WRITTEN TASK:
Return all of the data exactly, with nothing left out but the pictures.

Start of ENTRIES SHOWN

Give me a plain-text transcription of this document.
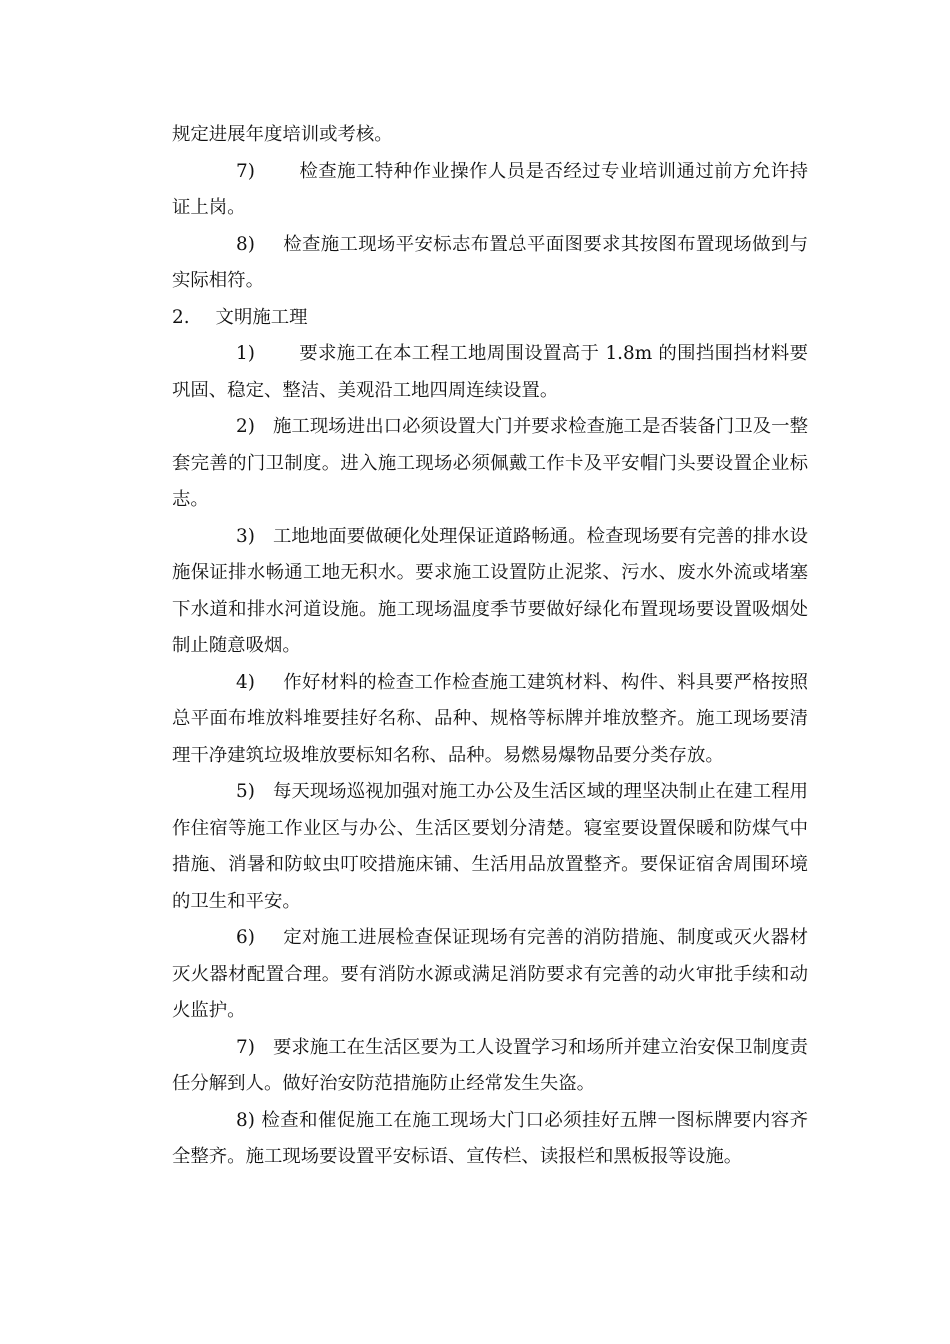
规定进展年度培训或考核。

7) 检查施工特种作业操作人员是否经过专业培训通过前方允许持证上岗。

8) 检查施工现场平安标志布置总平面图要求其按图布置现场做到与实际相符。

2. 文明施工理

1) 要求施工在本工程工地周围设置高于 1.8m 的围挡围挡材料要巩固、稳定、整洁、美观沿工地四周连续设置。

2) 施工现场进出口必须设置大门并要求检查施工是否装备门卫及一整套完善的门卫制度。进入施工现场必须佩戴工作卡及平安帽门头要设置企业标志。

3) 工地地面要做硬化处理保证道路畅通。检查现场要有完善的排水设施保证排水畅通工地无积水。要求施工设置防止泥浆、污水、废水外流或堵塞下水道和排水河道设施。施工现场温度季节要做好绿化布置现场要设置吸烟处制止随意吸烟。

4) 作好材料的检查工作检查施工建筑材料、构件、料具要严格按照总平面布堆放料堆要挂好名称、品种、规格等标牌并堆放整齐。施工现场要清理干净建筑垃圾堆放要标知名称、品种。易燃易爆物品要分类存放。

5) 每天现场巡视加强对施工办公及生活区域的理坚决制止在建工程用作住宿等施工作业区与办公、生活区要划分清楚。寝室要设置保暖和防煤气中措施、消暑和防蚊虫叮咬措施床铺、生活用品放置整齐。要保证宿舍周围环境的卫生和平安。

6) 定对施工进展检查保证现场有完善的消防措施、制度或灭火器材灭火器材配置合理。要有消防水源或满足消防要求有完善的动火审批手续和动火监护。

7) 要求施工在生活区要为工人设置学习和场所并建立治安保卫制度责任分解到人。做好治安防范措施防止经常发生失盗。

8) 检查和催促施工在施工现场大门口必须挂好五牌一图标牌要内容齐全整齐。施工现场要设置平安标语、宣传栏、读报栏和黑板报等设施。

End of ENTRIES SHOWN

THE ANSWER:
Give me a plain-text transcription of this document.
规定进展年度培训或考核。

7) 检查施工特种作业操作人员是否经过专业培训通过前方允许持证上岗。

8) 检查施工现场平安标志布置总平面图要求其按图布置现场做到与实际相符。

2. 文明施工理

1) 要求施工在本工程工地周围设置高于 1.8m 的围挡围挡材料要巩固、稳定、整洁、美观沿工地四周连续设置。

2) 施工现场进出口必须设置大门并要求检查施工是否装备门卫及一整套完善的门卫制度。进入施工现场必须佩戴工作卡及平安帽门头要设置企业标志。

3) 工地地面要做硬化处理保证道路畅通。检查现场要有完善的排水设施保证排水畅通工地无积水。要求施工设置防止泥浆、污水、废水外流或堵塞下水道和排水河道设施。施工现场温度季节要做好绿化布置现场要设置吸烟处制止随意吸烟。

4) 作好材料的检查工作检查施工建筑材料、构件、料具要严格按照总平面布堆放料堆要挂好名称、品种、规格等标牌并堆放整齐。施工现场要清理干净建筑垃圾堆放要标知名称、品种。易燃易爆物品要分类存放。

5) 每天现场巡视加强对施工办公及生活区域的理坚决制止在建工程用作住宿等施工作业区与办公、生活区要划分清楚。寝室要设置保暖和防煤气中措施、消暑和防蚊虫叮咬措施床铺、生活用品放置整齐。要保证宿舍周围环境的卫生和平安。

6) 定对施工进展检查保证现场有完善的消防措施、制度或灭火器材灭火器材配置合理。要有消防水源或满足消防要求有完善的动火审批手续和动火监护。

7) 要求施工在生活区要为工人设置学习和场所并建立治安保卫制度责任分解到人。做好治安防范措施防止经常发生失盗。

8) 检查和催促施工在施工现场大门口必须挂好五牌一图标牌要内容齐全整齐。施工现场要设置平安标语、宣传栏、读报栏和黑板报等设施。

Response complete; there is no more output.